Required task:
Copy out the data from the line containing "Find all labels, buttons, inputs, and" through the line containing "chevron-down-icon[interactable]: ▼ xyxy=(286,109,294,118)" word for word, with both of those lines included. Leave any pictures out of your copy.

Material provided:
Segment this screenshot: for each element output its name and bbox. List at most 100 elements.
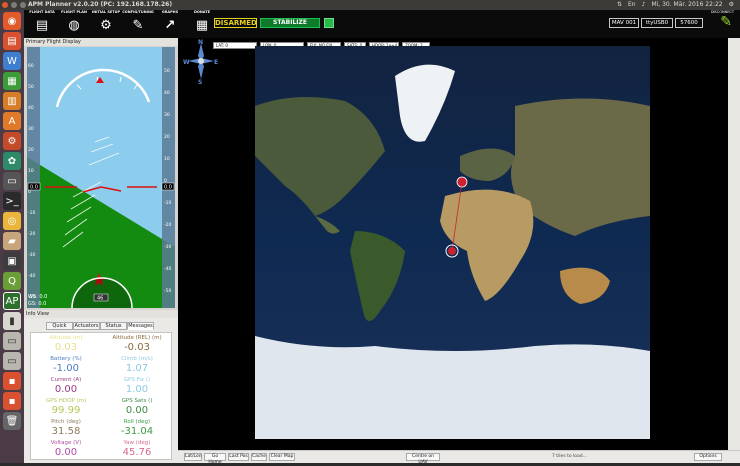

* * *

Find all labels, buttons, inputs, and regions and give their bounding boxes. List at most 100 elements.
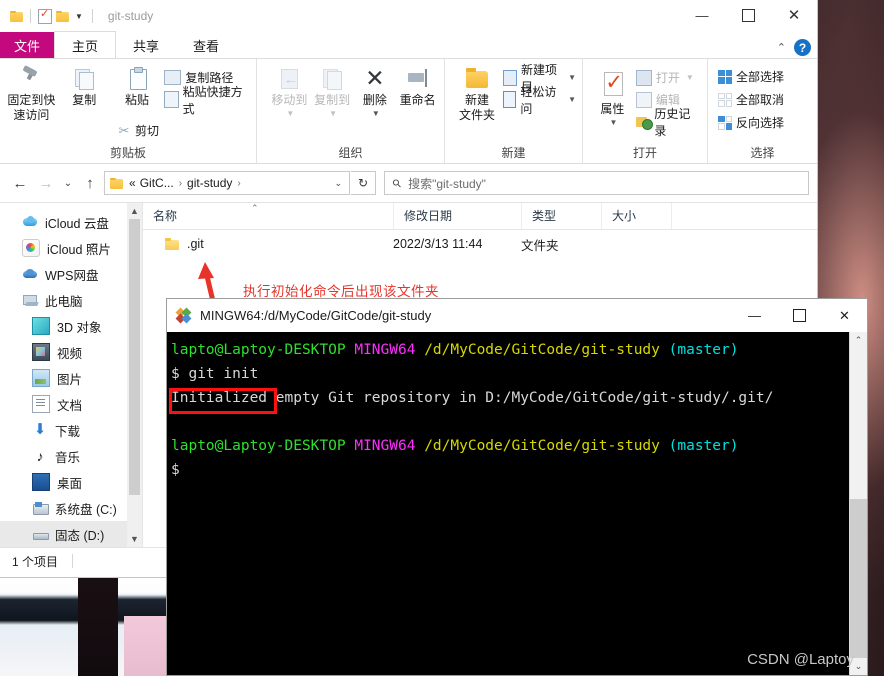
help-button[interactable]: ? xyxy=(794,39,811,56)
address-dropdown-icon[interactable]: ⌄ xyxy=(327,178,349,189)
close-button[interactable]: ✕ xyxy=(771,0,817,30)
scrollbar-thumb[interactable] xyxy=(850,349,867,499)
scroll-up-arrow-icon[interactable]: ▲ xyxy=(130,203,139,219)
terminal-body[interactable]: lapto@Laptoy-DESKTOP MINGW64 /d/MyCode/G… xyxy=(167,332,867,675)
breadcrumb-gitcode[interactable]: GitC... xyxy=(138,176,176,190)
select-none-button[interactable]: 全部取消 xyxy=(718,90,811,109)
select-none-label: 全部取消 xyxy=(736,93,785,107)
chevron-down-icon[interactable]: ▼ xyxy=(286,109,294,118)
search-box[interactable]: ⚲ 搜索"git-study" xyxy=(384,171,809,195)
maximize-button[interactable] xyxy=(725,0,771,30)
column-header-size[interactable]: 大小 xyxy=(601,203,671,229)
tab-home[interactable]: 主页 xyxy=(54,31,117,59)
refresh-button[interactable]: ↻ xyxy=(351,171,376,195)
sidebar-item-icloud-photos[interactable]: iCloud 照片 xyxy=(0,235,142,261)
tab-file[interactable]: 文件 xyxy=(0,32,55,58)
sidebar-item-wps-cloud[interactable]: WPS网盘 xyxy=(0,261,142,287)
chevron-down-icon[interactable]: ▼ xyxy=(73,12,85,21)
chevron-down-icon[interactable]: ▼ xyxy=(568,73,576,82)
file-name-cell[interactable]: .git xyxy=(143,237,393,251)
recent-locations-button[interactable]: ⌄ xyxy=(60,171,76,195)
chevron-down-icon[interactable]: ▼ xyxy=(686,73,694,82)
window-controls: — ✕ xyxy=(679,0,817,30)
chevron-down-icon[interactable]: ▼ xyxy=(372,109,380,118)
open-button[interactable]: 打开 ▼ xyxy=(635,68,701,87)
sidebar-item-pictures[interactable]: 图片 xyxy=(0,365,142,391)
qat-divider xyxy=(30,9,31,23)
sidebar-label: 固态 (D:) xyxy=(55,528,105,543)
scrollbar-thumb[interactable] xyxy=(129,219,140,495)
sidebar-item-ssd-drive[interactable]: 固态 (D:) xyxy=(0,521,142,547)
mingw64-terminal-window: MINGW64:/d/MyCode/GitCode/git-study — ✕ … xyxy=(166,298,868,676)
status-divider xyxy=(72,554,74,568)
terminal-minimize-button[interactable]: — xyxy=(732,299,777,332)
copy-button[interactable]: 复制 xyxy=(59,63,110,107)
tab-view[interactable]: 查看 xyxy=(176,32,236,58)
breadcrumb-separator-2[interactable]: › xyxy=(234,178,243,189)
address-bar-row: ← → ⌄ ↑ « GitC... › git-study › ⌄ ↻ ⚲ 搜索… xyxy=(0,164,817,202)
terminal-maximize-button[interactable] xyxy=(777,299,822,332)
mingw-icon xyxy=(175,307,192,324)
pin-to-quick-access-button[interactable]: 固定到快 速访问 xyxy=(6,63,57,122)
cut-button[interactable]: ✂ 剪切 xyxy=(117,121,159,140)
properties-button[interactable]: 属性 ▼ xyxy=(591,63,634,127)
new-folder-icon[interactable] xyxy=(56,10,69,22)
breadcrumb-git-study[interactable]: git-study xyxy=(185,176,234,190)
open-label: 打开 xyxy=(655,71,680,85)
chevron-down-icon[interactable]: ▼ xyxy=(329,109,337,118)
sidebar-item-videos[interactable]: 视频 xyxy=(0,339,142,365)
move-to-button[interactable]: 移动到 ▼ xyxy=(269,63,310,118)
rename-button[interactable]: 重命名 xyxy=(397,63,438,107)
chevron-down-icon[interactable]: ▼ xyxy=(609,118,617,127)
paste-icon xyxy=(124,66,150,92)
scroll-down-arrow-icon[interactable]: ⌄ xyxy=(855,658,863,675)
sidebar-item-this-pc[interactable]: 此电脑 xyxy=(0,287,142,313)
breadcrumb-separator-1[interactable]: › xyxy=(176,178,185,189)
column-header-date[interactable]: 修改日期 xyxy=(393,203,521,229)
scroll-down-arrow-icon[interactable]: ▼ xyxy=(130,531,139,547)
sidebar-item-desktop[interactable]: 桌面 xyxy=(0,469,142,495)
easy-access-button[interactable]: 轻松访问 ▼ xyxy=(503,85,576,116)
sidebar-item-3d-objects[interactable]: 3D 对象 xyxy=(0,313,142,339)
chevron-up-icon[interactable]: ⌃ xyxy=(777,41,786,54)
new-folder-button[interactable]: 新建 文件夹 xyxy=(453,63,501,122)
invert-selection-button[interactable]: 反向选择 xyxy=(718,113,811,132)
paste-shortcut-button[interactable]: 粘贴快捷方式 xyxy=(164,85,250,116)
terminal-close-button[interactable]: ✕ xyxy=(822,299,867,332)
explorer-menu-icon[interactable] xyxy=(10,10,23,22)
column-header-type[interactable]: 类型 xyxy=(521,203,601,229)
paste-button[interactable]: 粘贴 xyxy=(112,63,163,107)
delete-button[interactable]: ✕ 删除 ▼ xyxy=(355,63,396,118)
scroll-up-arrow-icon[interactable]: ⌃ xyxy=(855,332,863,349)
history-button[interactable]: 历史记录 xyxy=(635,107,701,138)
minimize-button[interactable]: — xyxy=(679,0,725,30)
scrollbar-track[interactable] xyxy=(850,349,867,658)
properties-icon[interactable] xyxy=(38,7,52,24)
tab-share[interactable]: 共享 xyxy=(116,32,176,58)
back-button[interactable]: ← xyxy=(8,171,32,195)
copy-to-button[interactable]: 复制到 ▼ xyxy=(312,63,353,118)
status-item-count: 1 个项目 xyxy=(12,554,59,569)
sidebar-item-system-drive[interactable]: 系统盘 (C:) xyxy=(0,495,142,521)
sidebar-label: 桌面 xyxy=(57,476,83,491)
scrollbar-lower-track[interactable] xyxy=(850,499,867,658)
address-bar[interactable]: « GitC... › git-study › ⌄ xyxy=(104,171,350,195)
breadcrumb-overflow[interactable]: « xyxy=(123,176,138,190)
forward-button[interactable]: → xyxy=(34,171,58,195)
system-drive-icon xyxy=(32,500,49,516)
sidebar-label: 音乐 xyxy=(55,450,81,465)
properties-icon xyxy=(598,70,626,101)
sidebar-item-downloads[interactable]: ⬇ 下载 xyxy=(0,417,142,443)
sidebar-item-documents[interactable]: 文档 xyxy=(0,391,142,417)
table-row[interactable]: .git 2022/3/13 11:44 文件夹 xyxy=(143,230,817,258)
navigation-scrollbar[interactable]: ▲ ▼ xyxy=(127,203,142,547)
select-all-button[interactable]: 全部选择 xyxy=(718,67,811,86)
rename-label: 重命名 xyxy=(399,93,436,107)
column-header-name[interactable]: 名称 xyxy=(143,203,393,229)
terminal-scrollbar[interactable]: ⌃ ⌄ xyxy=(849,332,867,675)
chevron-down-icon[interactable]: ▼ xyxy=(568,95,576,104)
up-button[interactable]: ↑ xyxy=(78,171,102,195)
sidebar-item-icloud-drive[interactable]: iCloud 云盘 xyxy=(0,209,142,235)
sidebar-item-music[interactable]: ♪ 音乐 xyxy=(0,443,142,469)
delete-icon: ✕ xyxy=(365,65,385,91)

Answer in full:
Find all labels, buttons, inputs, and regions and give their bounding boxes. List at most 100 elements.
help-button[interactable]: ? xyxy=(794,39,811,56)
address-dropdown-icon[interactable]: ⌄ xyxy=(327,178,349,189)
close-button[interactable]: ✕ xyxy=(771,0,817,30)
scrollbar-thumb[interactable] xyxy=(850,349,867,499)
scroll-up-arrow-icon[interactable]: ▲ xyxy=(130,203,139,219)
terminal-body[interactable]: lapto@Laptoy-DESKTOP MINGW64 /d/MyCode/G… xyxy=(167,332,867,675)
breadcrumb-gitcode[interactable]: GitC... xyxy=(138,176,176,190)
select-none-button[interactable]: 全部取消 xyxy=(718,90,811,109)
select-none-label: 全部取消 xyxy=(736,93,785,107)
chevron-down-icon[interactable]: ▼ xyxy=(286,109,294,118)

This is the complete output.